→ **Exercise prompt**:
Restate the records in their entirety, word for word.

-- Items start --

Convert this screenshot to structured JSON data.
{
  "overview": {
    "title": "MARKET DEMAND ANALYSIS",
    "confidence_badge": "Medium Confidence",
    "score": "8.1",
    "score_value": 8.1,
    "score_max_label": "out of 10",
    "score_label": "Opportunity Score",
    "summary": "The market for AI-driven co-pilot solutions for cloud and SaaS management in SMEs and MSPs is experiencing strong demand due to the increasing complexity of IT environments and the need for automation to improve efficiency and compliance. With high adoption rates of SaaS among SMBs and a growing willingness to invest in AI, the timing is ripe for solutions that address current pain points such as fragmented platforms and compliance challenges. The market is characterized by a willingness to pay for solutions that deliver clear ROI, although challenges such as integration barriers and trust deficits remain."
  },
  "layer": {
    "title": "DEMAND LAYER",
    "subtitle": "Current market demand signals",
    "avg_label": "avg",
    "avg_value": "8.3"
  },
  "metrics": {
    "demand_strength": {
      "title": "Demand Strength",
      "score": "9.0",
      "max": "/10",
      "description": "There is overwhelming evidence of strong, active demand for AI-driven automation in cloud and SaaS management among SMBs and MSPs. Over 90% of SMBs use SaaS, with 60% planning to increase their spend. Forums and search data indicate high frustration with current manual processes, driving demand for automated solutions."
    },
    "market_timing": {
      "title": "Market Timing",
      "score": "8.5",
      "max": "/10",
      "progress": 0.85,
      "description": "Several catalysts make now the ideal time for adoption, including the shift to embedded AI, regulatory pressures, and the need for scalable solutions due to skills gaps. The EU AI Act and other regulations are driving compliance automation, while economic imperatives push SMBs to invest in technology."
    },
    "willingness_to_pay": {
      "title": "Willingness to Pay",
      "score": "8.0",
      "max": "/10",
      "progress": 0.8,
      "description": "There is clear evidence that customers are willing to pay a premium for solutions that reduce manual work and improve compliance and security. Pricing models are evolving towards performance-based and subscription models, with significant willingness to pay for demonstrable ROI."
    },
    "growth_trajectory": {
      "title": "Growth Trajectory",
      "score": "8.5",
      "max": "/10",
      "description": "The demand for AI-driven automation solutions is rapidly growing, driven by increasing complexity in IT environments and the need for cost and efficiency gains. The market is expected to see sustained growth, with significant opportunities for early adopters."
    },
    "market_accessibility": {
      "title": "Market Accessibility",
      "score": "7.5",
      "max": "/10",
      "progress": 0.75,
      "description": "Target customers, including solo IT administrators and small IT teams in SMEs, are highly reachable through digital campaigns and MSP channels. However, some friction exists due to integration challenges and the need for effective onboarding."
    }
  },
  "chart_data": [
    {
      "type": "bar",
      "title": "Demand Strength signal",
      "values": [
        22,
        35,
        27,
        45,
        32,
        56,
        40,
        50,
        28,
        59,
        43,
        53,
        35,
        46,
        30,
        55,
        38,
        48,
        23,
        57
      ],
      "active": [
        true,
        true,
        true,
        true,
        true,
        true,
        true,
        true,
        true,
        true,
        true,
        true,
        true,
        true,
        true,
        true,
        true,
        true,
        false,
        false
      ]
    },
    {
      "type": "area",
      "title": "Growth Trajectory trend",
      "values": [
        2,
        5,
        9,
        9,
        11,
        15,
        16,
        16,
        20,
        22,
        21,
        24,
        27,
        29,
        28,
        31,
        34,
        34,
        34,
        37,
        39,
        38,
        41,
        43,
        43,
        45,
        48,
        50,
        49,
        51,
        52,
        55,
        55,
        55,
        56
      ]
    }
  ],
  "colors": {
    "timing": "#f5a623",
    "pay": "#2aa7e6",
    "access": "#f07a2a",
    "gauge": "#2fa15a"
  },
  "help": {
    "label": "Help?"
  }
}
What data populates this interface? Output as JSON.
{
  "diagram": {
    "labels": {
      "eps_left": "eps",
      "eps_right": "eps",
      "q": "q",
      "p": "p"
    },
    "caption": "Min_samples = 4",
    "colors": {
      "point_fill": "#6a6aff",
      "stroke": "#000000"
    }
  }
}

-- Items end --

→ **Output of the exercise**:
Convert this screenshot to structured JSON data.
{
  "overview": {
    "title": "MARKET DEMAND ANALYSIS",
    "confidence_badge": "Medium Confidence",
    "score": "8.1",
    "score_value": 8.1,
    "score_max_label": "out of 10",
    "score_label": "Opportunity Score",
    "summary": "The market for AI-driven co-pilot solutions for cloud and SaaS management in SMEs and MSPs is experiencing strong demand due to the increasing complexity of IT environments and the need for automation to improve efficiency and compliance. With high adoption rates of SaaS among SMBs and a growing willingness to invest in AI, the timing is ripe for solutions that address current pain points such as fragmented platforms and compliance challenges. The market is characterized by a willingness to pay for solutions that deliver clear ROI, although challenges such as integration barriers and trust deficits remain."
  },
  "layer": {
    "title": "DEMAND LAYER",
    "subtitle": "Current market demand signals",
    "avg_label": "avg",
    "avg_value": "8.3"
  },
  "metrics": {
    "demand_strength": {
      "title": "Demand Strength",
      "score": "9.0",
      "max": "/10",
      "description": "There is overwhelming evidence of strong, active demand for AI-driven automation in cloud and SaaS management among SMBs and MSPs. Over 90% of SMBs use SaaS, with 60% planning to increase their spend. Forums and search data indicate high frustration with current manual processes, driving demand for automated solutions."
    },
    "market_timing": {
      "title": "Market Timing",
      "score": "8.5",
      "max": "/10",
      "progress": 0.85,
      "description": "Several catalysts make now the ideal time for adoption, including the shift to embedded AI, regulatory pressures, and the need for scalable solutions due to skills gaps. The EU AI Act and other regulations are driving compliance automation, while economic imperatives push SMBs to invest in technology."
    },
    "willingness_to_pay": {
      "title": "Willingness to Pay",
      "score": "8.0",
      "max": "/10",
      "progress": 0.8,
      "description": "There is clear evidence that customers are willing to pay a premium for solutions that reduce manual work and improve compliance and security. Pricing models are evolving towards performance-based and subscription models, with significant willingness to pay for demonstrable ROI."
    },
    "growth_trajectory": {
      "title": "Growth Trajectory",
      "score": "8.5",
      "max": "/10",
      "description": "The demand for AI-driven automation solutions is rapidly growing, driven by increasing complexity in IT environments and the need for cost and efficiency gains. The market is expected to see sustained growth, with significant opportunities for early adopters."
    },
    "market_accessibility": {
      "title": "Market Accessibility",
      "score": "7.5",
      "max": "/10",
      "progress": 0.75,
      "description": "Target customers, including solo IT administrators and small IT teams in SMEs, are highly reachable through digital campaigns and MSP channels. However, some friction exists due to integration challenges and the need for effective onboarding."
    }
  },
  "chart_data": [
    {
      "type": "bar",
      "title": "Demand Strength signal",
      "values": [
        22,
        35,
        27,
        45,
        32,
        56,
        40,
        50,
        28,
        59,
        43,
        53,
        35,
        46,
        30,
        55,
        38,
        48,
        23,
        57
      ],
      "active": [
        true,
        true,
        true,
        true,
        true,
        true,
        true,
        true,
        true,
        true,
        true,
        true,
        true,
        true,
        true,
        true,
        true,
        true,
        false,
        false
      ]
    },
    {
      "type": "area",
      "title": "Growth Trajectory trend",
      "values": [
        2,
        5,
        9,
        9,
        11,
        15,
        16,
        16,
        20,
        22,
        21,
        24,
        27,
        29,
        28,
        31,
        34,
        34,
        34,
        37,
        39,
        38,
        41,
        43,
        43,
        45,
        48,
        50,
        49,
        51,
        52,
        55,
        55,
        55,
        56
      ]
    }
  ],
  "colors": {
    "timing": "#f5a623",
    "pay": "#2aa7e6",
    "access": "#f07a2a",
    "gauge": "#2fa15a"
  },
  "help": {
    "label": "Help?"
  }
}
What data populates this interface? Output as JSON.
{
  "diagram": {
    "labels": {
      "eps_left": "eps",
      "eps_right": "eps",
      "q": "q",
      "p": "p"
    },
    "caption": "Min_samples = 4",
    "colors": {
      "point_fill": "#6a6aff",
      "stroke": "#000000"
    }
  }
}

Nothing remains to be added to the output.